→ **WHAT THE EXERCISE ASKS**: Copy everything in the data below exactly except the pictures.

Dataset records
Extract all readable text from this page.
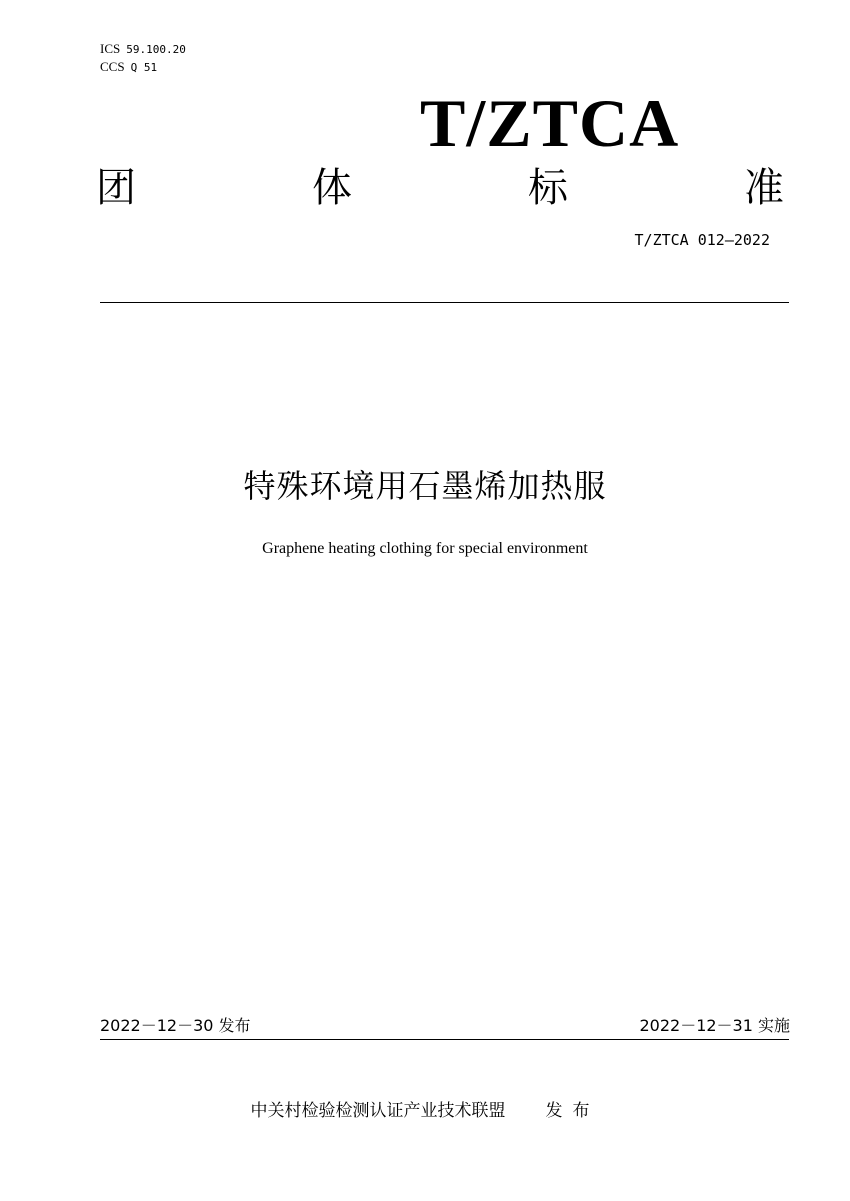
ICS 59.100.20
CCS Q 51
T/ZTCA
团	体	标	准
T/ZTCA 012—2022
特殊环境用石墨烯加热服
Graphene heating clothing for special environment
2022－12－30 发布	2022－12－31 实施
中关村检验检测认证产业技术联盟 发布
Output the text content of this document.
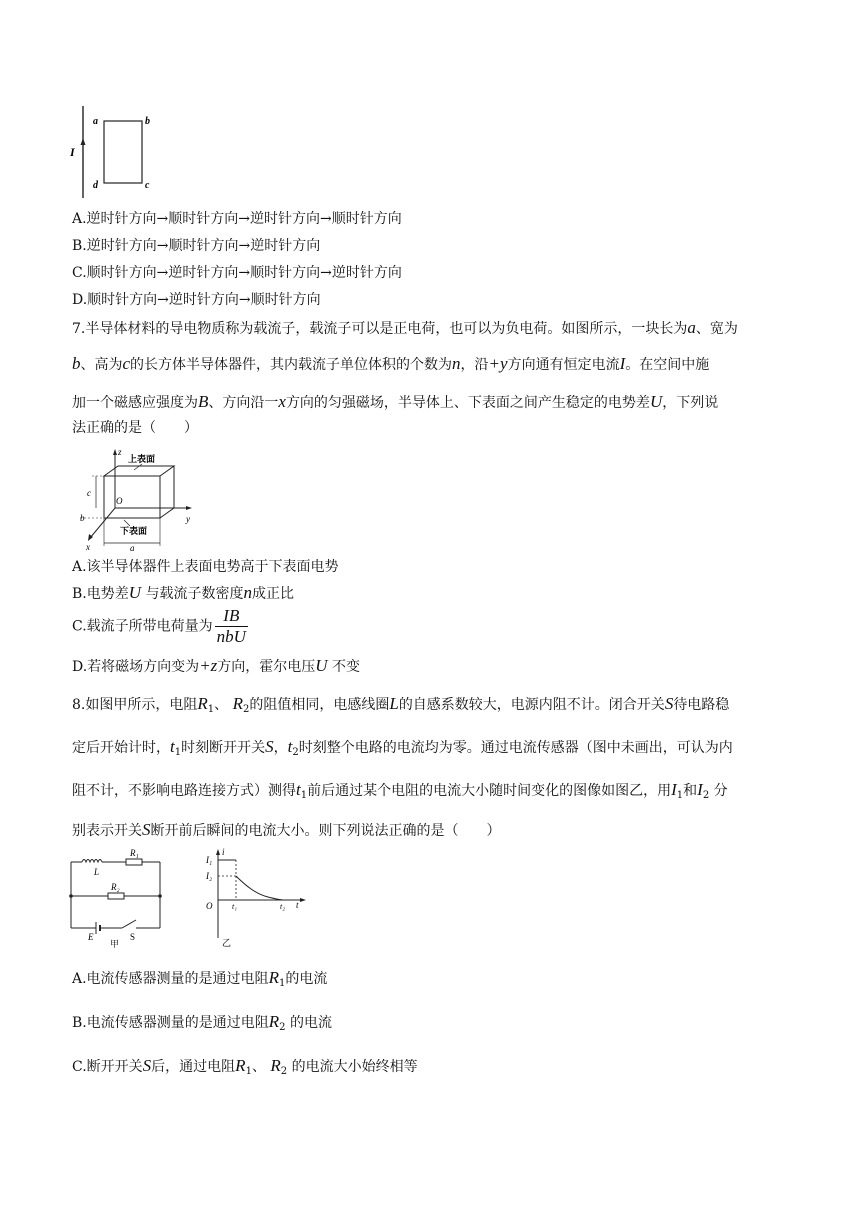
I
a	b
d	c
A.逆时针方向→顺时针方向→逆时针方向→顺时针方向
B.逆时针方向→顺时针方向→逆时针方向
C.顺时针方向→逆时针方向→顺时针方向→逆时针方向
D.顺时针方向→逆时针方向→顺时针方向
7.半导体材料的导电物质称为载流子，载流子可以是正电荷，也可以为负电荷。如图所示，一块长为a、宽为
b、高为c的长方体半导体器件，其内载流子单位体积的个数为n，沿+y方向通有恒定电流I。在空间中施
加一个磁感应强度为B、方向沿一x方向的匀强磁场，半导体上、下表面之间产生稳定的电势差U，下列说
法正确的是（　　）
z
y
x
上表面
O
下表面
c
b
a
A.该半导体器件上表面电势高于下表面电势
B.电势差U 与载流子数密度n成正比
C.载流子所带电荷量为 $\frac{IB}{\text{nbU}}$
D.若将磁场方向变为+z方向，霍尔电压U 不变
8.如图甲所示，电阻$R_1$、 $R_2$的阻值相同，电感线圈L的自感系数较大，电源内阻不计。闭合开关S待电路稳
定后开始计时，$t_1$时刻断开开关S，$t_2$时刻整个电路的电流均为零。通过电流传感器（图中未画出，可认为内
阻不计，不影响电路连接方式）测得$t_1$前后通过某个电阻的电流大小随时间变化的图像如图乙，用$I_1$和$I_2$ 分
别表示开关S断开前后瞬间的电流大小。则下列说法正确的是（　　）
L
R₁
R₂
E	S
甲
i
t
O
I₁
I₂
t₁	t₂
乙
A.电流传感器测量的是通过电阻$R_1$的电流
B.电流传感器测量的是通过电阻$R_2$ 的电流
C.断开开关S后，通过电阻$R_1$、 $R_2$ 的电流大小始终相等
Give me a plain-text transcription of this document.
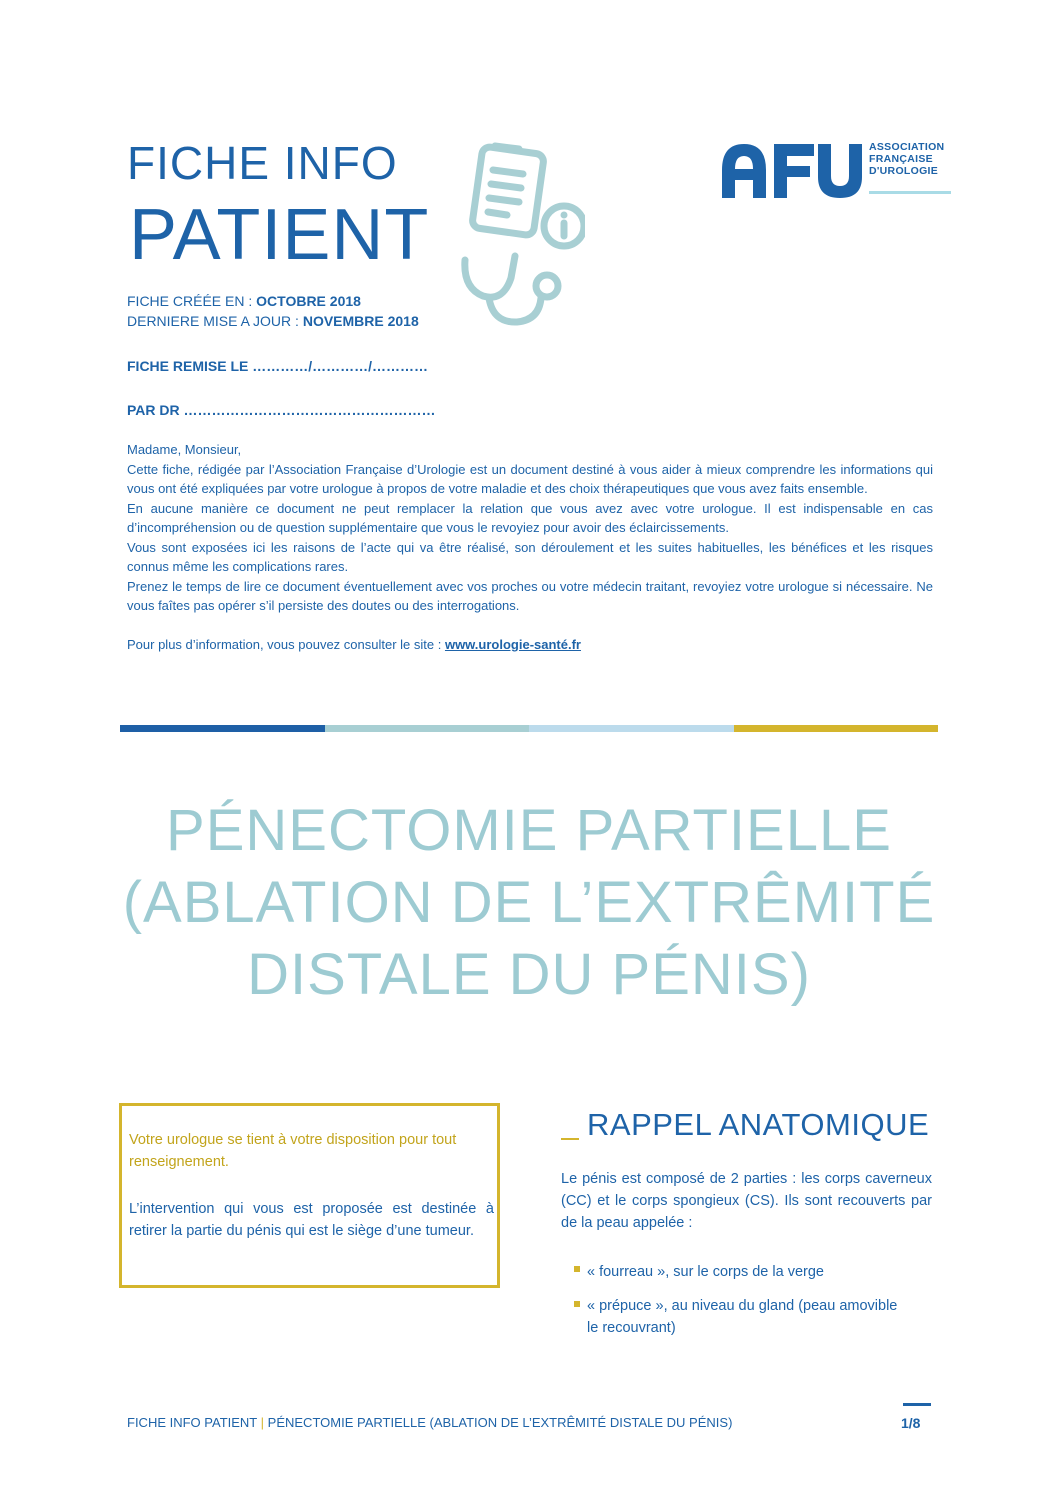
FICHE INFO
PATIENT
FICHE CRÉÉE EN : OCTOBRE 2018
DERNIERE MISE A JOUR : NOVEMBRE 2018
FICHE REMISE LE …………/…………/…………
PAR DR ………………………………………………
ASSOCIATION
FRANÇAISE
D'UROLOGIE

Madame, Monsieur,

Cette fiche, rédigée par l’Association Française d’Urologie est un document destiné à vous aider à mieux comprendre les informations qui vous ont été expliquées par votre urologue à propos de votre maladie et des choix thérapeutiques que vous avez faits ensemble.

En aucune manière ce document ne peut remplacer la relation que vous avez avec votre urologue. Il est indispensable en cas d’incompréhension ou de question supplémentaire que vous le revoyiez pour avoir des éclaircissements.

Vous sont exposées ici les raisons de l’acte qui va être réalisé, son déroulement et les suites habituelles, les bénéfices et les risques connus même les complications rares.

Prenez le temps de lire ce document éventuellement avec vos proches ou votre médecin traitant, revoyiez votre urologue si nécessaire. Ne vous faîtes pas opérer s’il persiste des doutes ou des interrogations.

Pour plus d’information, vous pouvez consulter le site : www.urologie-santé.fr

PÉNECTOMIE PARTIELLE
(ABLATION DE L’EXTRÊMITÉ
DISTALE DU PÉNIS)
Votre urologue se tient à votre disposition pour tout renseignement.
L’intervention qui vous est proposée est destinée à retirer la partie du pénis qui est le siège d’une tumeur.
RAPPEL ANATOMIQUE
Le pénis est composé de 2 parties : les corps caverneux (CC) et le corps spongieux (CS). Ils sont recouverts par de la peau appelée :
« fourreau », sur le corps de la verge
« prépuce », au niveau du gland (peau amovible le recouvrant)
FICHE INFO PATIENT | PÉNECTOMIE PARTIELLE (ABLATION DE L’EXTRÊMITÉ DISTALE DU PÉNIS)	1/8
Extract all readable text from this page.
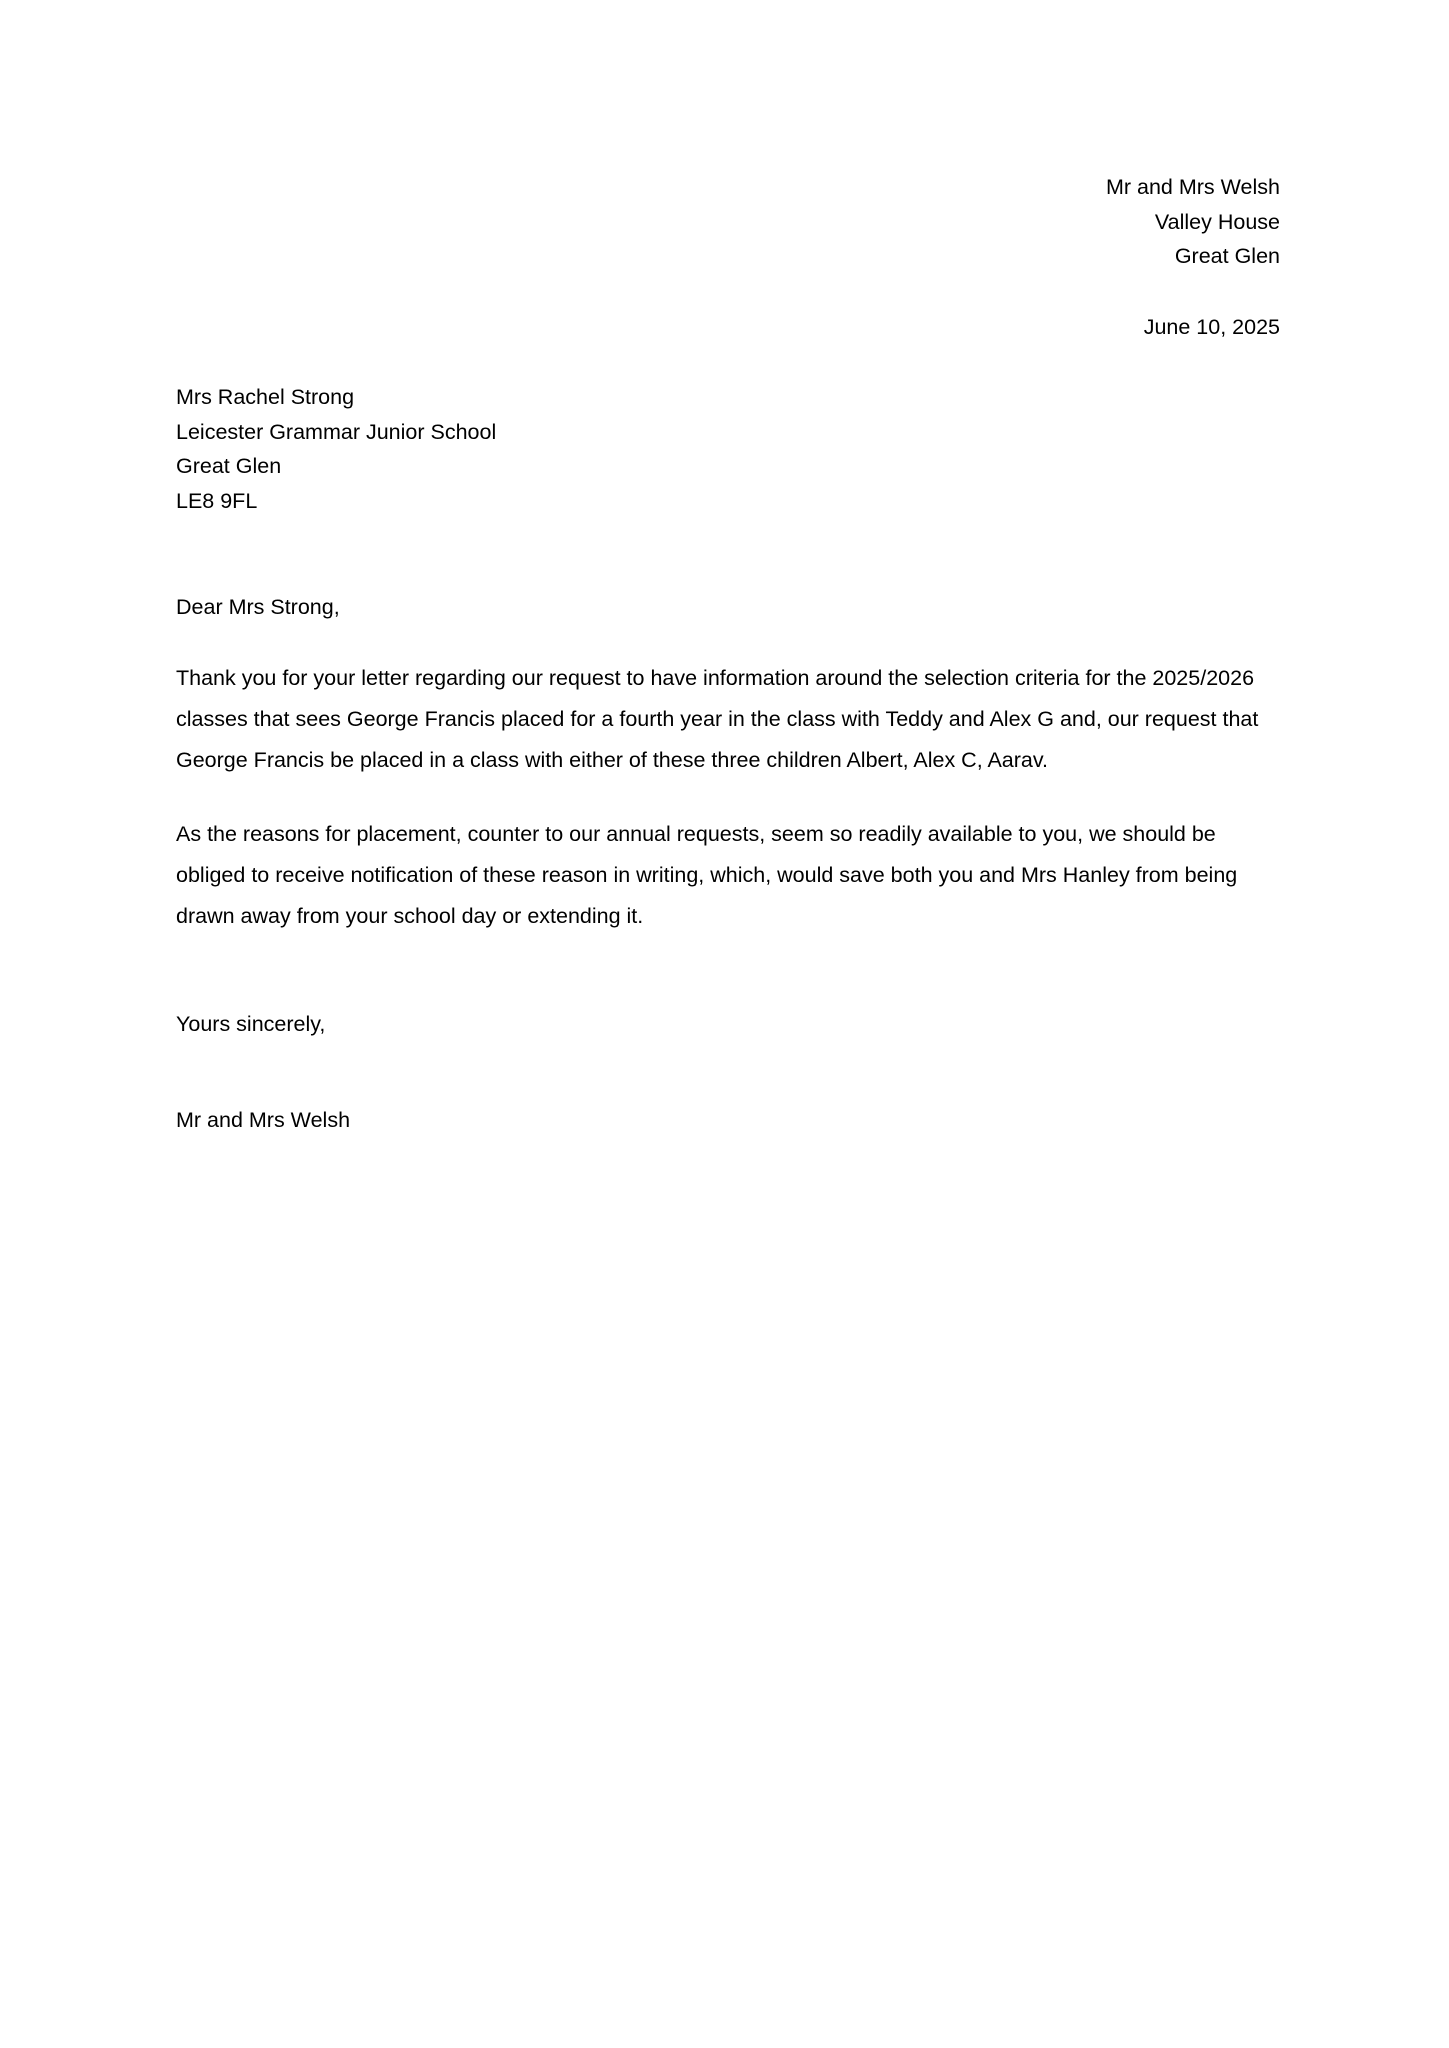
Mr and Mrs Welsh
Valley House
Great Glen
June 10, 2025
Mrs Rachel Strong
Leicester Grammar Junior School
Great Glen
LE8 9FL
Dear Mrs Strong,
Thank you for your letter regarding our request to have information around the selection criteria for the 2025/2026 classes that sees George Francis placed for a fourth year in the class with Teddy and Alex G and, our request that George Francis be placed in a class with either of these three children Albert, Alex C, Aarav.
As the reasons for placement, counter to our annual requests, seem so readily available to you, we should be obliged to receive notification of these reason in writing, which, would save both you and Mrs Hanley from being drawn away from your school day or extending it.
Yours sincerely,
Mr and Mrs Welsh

→ **COMPLETE ANSWER**:
Extract all readable text from this page.
ICS 59.100.20
CCS Q 51
T/ZTCA
团	体	标	准
T/ZTCA 012—2022
特殊环境用石墨烯加热服
Graphene heating clothing for special environment
2022－12－30 发布	2022－12－31 实施
中关村检验检测认证产业技术联盟 发布
Output the text content of this document.
I
a	b
d	c
A.逆时针方向→顺时针方向→逆时针方向→顺时针方向
B.逆时针方向→顺时针方向→逆时针方向
C.顺时针方向→逆时针方向→顺时针方向→逆时针方向
D.顺时针方向→逆时针方向→顺时针方向
7.半导体材料的导电物质称为载流子，载流子可以是正电荷，也可以为负电荷。如图所示，一块长为a、宽为
b、高为c的长方体半导体器件，其内载流子单位体积的个数为n，沿+y方向通有恒定电流I。在空间中施
加一个磁感应强度为B、方向沿一x方向的匀强磁场，半导体上、下表面之间产生稳定的电势差U，下列说
法正确的是（　　）
z
y
x
上表面
O
下表面
c
b
a
A.该半导体器件上表面电势高于下表面电势
B.电势差U 与载流子数密度n成正比
C.载流子所带电荷量为 $\frac{IB}{\text{nbU}}$
D.若将磁场方向变为+z方向，霍尔电压U 不变
8.如图甲所示，电阻$R_1$、 $R_2$的阻值相同，电感线圈L的自感系数较大，电源内阻不计。闭合开关S待电路稳
定后开始计时，$t_1$时刻断开开关S，$t_2$时刻整个电路的电流均为零。通过电流传感器（图中未画出，可认为内
阻不计，不影响电路连接方式）测得$t_1$前后通过某个电阻的电流大小随时间变化的图像如图乙，用$I_1$和$I_2$ 分
别表示开关S断开前后瞬间的电流大小。则下列说法正确的是（　　）
L
R₁
R₂
E	S
甲
i
t
O
I₁
I₂
t₁	t₂
乙
A.电流传感器测量的是通过电阻$R_1$的电流
B.电流传感器测量的是通过电阻$R_2$ 的电流
C.断开开关S后，通过电阻$R_1$、 $R_2$ 的电流大小始终相等
Give me a plain-text transcription of this document.
FICHE INFO
PATIENT
FICHE CRÉÉE EN : OCTOBRE 2018
DERNIERE MISE A JOUR : NOVEMBRE 2018
FICHE REMISE LE …………/…………/…………
PAR DR ………………………………………………
ASSOCIATION
FRANÇAISE
D'UROLOGIE

Madame, Monsieur,

Cette fiche, rédigée par l’Association Française d’Urologie est un document destiné à vous aider à mieux comprendre les informations qui vous ont été expliquées par votre urologue à propos de votre maladie et des choix thérapeutiques que vous avez faits ensemble.

En aucune manière ce document ne peut remplacer la relation que vous avez avec votre urologue. Il est indispensable en cas d’incompréhension ou de question supplémentaire que vous le revoyiez pour avoir des éclaircissements.

Vous sont exposées ici les raisons de l’acte qui va être réalisé, son déroulement et les suites habituelles, les bénéfices et les risques connus même les complications rares.

Prenez le temps de lire ce document éventuellement avec vos proches ou votre médecin traitant, revoyiez votre urologue si nécessaire. Ne vous faîtes pas opérer s’il persiste des doutes ou des interrogations.

Pour plus d’information, vous pouvez consulter le site : www.urologie-santé.fr

PÉNECTOMIE PARTIELLE
(ABLATION DE L’EXTRÊMITÉ
DISTALE DU PÉNIS)
Votre urologue se tient à votre disposition pour tout renseignement.
L’intervention qui vous est proposée est destinée à retirer la partie du pénis qui est le siège d’une tumeur.
RAPPEL ANATOMIQUE
Le pénis est composé de 2 parties : les corps caverneux (CC) et le corps spongieux (CS). Ils sont recouverts par de la peau appelée :
« fourreau », sur le corps de la verge
« prépuce », au niveau du gland (peau amovible le recouvrant)
FICHE INFO PATIENT | PÉNECTOMIE PARTIELLE (ABLATION DE L’EXTRÊMITÉ DISTALE DU PÉNIS)	1/8
Extract all readable text from this page.
Mr and Mrs Welsh
Valley House
Great Glen
June 10, 2025
Mrs Rachel Strong
Leicester Grammar Junior School
Great Glen
LE8 9FL
Dear Mrs Strong,
Thank you for your letter regarding our request to have information around the selection criteria for the 2025/2026 classes that sees George Francis placed for a fourth year in the class with Teddy and Alex G and, our request that George Francis be placed in a class with either of these three children Albert, Alex C, Aarav.
As the reasons for placement, counter to our annual requests, seem so readily available to you, we should be obliged to receive notification of these reason in writing, which, would save both you and Mrs Hanley from being drawn away from your school day or extending it.
Yours sincerely,
Mr and Mrs Welsh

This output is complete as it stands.